[Task brief] Locate all lines with the word "iframe". Copy them.

[Provided data]
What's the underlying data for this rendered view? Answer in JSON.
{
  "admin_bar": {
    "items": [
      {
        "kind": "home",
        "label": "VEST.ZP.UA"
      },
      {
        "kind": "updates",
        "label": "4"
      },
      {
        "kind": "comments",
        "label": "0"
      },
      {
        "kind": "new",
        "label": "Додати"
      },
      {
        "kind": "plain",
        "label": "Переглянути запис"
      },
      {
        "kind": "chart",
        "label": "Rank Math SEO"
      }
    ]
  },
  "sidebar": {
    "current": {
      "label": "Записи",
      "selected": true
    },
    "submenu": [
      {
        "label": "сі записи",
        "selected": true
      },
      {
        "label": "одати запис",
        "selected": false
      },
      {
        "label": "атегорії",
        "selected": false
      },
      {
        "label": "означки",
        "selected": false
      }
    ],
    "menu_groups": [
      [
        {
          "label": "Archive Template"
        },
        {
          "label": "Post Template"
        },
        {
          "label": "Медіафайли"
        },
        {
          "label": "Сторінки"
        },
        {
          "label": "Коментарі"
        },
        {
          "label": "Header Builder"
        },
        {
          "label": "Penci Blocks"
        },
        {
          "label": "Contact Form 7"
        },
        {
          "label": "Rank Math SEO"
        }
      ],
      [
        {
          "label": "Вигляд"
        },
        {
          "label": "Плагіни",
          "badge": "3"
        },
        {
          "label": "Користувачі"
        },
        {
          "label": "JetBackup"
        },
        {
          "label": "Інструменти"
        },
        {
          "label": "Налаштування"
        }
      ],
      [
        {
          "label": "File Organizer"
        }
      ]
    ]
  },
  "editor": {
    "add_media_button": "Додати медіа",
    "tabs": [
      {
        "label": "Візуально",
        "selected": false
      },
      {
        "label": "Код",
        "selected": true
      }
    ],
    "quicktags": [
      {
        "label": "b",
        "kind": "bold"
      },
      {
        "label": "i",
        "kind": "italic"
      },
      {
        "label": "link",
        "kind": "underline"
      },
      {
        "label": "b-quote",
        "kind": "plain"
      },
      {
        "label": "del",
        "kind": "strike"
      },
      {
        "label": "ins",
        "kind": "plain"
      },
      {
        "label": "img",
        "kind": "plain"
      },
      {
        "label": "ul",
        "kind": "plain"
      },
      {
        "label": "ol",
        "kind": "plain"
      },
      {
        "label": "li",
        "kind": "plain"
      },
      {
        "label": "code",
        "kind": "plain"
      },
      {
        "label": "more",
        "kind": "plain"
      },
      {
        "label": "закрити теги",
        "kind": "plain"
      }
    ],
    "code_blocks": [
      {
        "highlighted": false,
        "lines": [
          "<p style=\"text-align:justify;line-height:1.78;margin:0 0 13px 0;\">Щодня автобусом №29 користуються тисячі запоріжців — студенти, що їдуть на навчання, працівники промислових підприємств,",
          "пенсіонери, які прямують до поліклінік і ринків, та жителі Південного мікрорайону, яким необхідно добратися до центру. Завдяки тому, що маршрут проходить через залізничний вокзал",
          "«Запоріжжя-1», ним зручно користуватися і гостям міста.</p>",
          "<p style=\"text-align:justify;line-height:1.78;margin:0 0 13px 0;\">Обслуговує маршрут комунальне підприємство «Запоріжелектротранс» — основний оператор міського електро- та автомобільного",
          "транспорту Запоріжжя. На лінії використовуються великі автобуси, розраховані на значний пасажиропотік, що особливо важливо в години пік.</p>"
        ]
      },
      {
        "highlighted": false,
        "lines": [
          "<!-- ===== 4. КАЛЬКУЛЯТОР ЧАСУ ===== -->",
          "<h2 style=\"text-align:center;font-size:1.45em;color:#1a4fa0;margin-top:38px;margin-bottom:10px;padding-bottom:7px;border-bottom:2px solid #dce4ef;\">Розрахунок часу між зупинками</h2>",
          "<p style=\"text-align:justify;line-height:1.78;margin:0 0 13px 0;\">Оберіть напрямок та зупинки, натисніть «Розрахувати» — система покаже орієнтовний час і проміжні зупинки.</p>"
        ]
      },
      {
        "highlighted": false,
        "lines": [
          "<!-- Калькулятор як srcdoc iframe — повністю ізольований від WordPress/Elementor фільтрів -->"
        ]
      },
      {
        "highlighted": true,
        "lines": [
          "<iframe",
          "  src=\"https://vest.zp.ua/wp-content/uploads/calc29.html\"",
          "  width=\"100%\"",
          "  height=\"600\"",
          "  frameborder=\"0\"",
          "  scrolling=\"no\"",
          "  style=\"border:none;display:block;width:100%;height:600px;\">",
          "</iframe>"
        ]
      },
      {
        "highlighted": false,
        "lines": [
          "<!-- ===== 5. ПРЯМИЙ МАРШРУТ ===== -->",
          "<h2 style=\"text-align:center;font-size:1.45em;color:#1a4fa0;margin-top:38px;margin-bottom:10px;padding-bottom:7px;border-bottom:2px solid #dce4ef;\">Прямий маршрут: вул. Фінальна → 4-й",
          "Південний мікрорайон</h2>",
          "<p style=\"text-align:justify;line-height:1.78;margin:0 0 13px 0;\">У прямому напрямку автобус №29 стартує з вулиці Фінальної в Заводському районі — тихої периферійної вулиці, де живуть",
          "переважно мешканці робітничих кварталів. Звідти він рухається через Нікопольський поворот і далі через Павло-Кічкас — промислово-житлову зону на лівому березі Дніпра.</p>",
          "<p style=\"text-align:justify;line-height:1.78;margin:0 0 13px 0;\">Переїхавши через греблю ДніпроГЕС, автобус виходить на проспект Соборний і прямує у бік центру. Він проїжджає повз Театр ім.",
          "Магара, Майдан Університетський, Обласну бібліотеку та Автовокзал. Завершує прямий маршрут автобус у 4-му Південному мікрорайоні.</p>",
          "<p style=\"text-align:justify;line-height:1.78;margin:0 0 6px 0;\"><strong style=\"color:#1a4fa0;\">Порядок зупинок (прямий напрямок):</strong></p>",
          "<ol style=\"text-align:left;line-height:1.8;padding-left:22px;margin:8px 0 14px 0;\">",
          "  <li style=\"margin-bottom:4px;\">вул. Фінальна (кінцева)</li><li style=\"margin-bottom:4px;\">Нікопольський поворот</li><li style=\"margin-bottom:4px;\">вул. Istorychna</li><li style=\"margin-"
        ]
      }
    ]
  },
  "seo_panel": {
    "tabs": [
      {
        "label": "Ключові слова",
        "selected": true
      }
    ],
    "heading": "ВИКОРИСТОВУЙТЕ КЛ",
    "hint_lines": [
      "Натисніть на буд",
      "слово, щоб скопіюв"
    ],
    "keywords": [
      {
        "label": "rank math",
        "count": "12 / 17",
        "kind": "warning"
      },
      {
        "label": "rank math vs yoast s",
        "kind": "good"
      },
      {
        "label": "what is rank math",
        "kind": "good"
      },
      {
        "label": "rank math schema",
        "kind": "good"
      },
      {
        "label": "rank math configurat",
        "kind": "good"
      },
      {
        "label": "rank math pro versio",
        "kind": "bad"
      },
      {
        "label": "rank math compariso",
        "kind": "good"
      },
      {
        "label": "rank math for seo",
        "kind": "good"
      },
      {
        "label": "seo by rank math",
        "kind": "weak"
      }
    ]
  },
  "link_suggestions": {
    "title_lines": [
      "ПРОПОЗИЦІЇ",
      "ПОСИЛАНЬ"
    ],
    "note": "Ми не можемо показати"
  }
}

[Result below]
          "<!-- Калькулятор як srcdoc iframe — повністю ізольований від WordPress/Elementor фільтрів -->"
          "<iframe",
          "</iframe>"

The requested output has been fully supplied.